Start of Records for the task

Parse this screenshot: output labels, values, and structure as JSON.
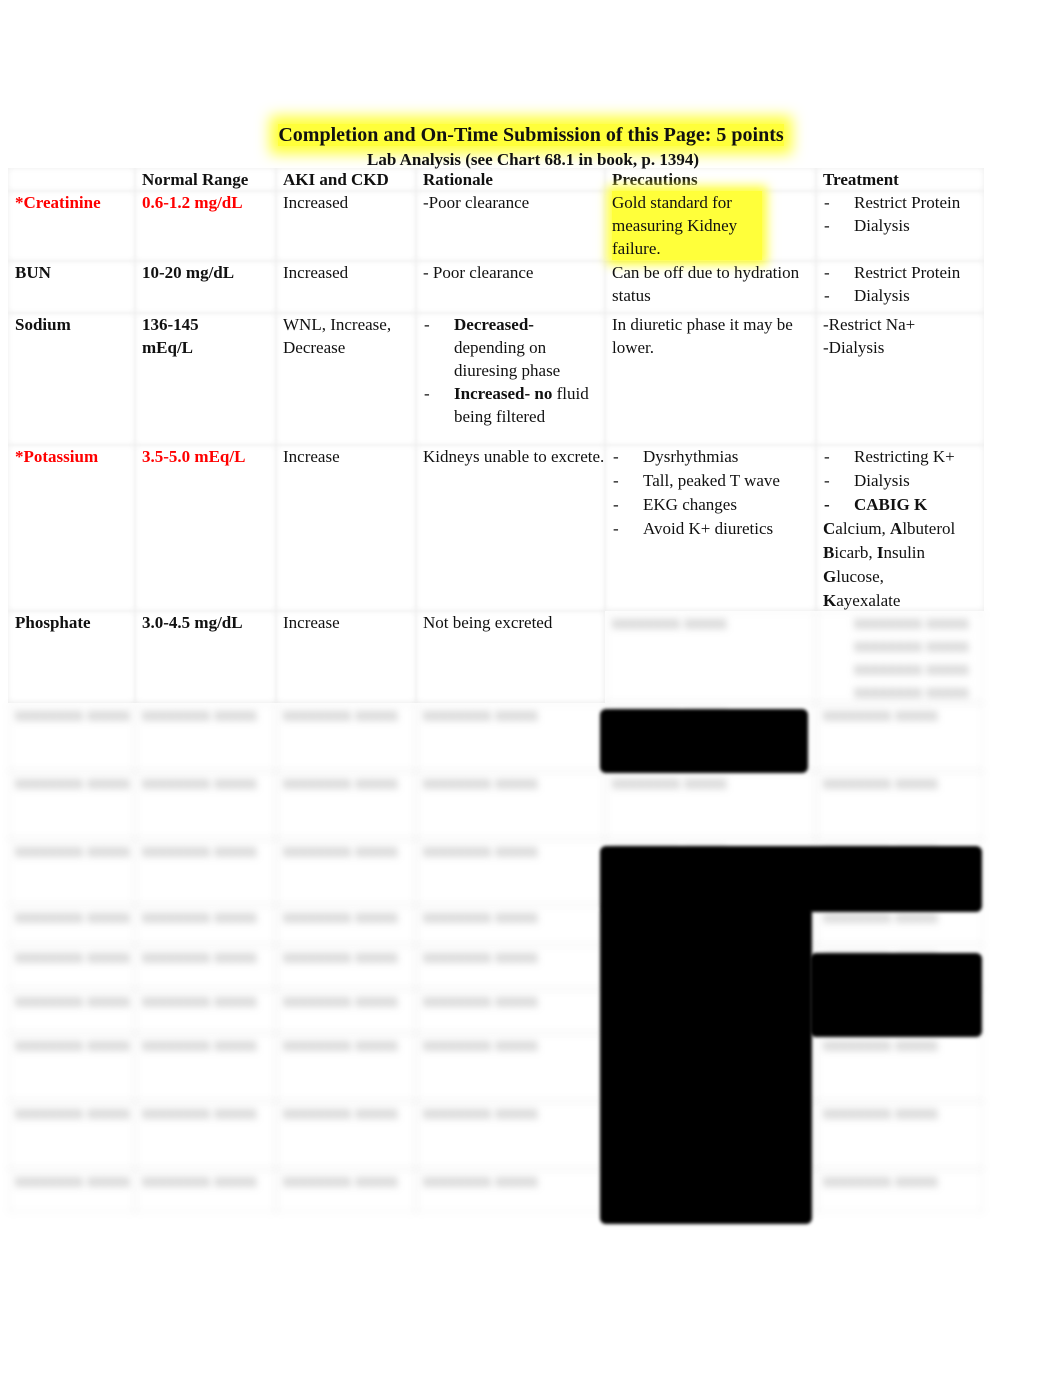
{
  "header": {
    "title": "Completion and On-Time Submission of this Page: 5 points",
    "subtitle": "Lab Analysis (see Chart 68.1 in book, p. 1394)"
  },
  "table": {
    "columns": [
      "",
      "Normal Range",
      "AKI and CKD",
      "Rationale",
      "Precautions",
      "Treatment"
    ],
    "rows": [
      {
        "lab": "*Creatinine",
        "range": "0.6-1.2 mg/dL",
        "aki": "Increased",
        "rationale": "-Poor clearance",
        "precautions": "Gold standard for measuring Kidney failure.",
        "treatment": [
          "Restrict Protein",
          "Dialysis"
        ],
        "highlight_color": "#ff0000"
      },
      {
        "lab": "BUN",
        "range": "10-20 mg/dL",
        "aki": "Increased",
        "rationale": "- Poor clearance",
        "precautions": "Can be off due to hydration status",
        "treatment": [
          "Restrict Protein",
          "Dialysis"
        ]
      },
      {
        "lab": "Sodium",
        "range": "136-145 mEq/L",
        "aki": "WNL, Increase, Decrease",
        "rationale": [
          {
            "bold": "Decreased-",
            "text": " depending on diuresing phase"
          },
          {
            "bold": "Increased- no",
            "text": " fluid being filtered"
          }
        ],
        "precautions": "In diuretic phase it may be lower.",
        "treatment": [
          "-Restrict Na+",
          "-Dialysis"
        ]
      },
      {
        "lab": "*Potassium",
        "range": "3.5-5.0 mEq/L",
        "aki": "Increase",
        "rationale": "Kidneys unable to excrete.",
        "precautions": [
          "Dysrhythmias",
          "Tall, peaked T wave",
          "EKG changes",
          "Avoid K+ diuretics"
        ],
        "treatment": [
          "Restricting K+",
          "Dialysis",
          "CABIG K"
        ],
        "mnemonic": [
          {
            "b": "C",
            "t": "alcium, "
          },
          {
            "b": "A",
            "t": "lbuterol"
          },
          {
            "b": "B",
            "t": "icarb, "
          },
          {
            "b": "I",
            "t": "nsulin"
          },
          {
            "b": "G",
            "t": "lucose,"
          },
          {
            "b": "K",
            "t": "ayexalate"
          }
        ],
        "highlight_color": "#ff0000"
      },
      {
        "lab": "Phosphate",
        "range": "3.0-4.5 mg/dL",
        "aki": "Increase",
        "rationale": "Not being excreted",
        "precautions": "(blurred)",
        "treatment": [
          "(blurred)"
        ]
      }
    ],
    "obscured_rows_count": 10,
    "obscured_placeholder": "xxxxxxxx xxxxx"
  }
}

End of Records for the task

> _Your goal_: Write out the data precisely as given, excluding the pictures.

> _Answer below_:
Parse this screenshot: output labels, values, and structure as JSON.
{
  "header": {
    "title": "Completion and On-Time Submission of this Page: 5 points",
    "subtitle": "Lab Analysis (see Chart 68.1 in book, p. 1394)"
  },
  "table": {
    "columns": [
      "",
      "Normal Range",
      "AKI and CKD",
      "Rationale",
      "Precautions",
      "Treatment"
    ],
    "rows": [
      {
        "lab": "*Creatinine",
        "range": "0.6-1.2 mg/dL",
        "aki": "Increased",
        "rationale": "-Poor clearance",
        "precautions": "Gold standard for measuring Kidney failure.",
        "treatment": [
          "Restrict Protein",
          "Dialysis"
        ],
        "highlight_color": "#ff0000"
      },
      {
        "lab": "BUN",
        "range": "10-20 mg/dL",
        "aki": "Increased",
        "rationale": "- Poor clearance",
        "precautions": "Can be off due to hydration status",
        "treatment": [
          "Restrict Protein",
          "Dialysis"
        ]
      },
      {
        "lab": "Sodium",
        "range": "136-145 mEq/L",
        "aki": "WNL, Increase, Decrease",
        "rationale": [
          {
            "bold": "Decreased-",
            "text": " depending on diuresing phase"
          },
          {
            "bold": "Increased- no",
            "text": " fluid being filtered"
          }
        ],
        "precautions": "In diuretic phase it may be lower.",
        "treatment": [
          "-Restrict Na+",
          "-Dialysis"
        ]
      },
      {
        "lab": "*Potassium",
        "range": "3.5-5.0 mEq/L",
        "aki": "Increase",
        "rationale": "Kidneys unable to excrete.",
        "precautions": [
          "Dysrhythmias",
          "Tall, peaked T wave",
          "EKG changes",
          "Avoid K+ diuretics"
        ],
        "treatment": [
          "Restricting K+",
          "Dialysis",
          "CABIG K"
        ],
        "mnemonic": [
          {
            "b": "C",
            "t": "alcium, "
          },
          {
            "b": "A",
            "t": "lbuterol"
          },
          {
            "b": "B",
            "t": "icarb, "
          },
          {
            "b": "I",
            "t": "nsulin"
          },
          {
            "b": "G",
            "t": "lucose,"
          },
          {
            "b": "K",
            "t": "ayexalate"
          }
        ],
        "highlight_color": "#ff0000"
      },
      {
        "lab": "Phosphate",
        "range": "3.0-4.5 mg/dL",
        "aki": "Increase",
        "rationale": "Not being excreted",
        "precautions": "(blurred)",
        "treatment": [
          "(blurred)"
        ]
      }
    ],
    "obscured_rows_count": 10,
    "obscured_placeholder": "xxxxxxxx xxxxx"
  }
}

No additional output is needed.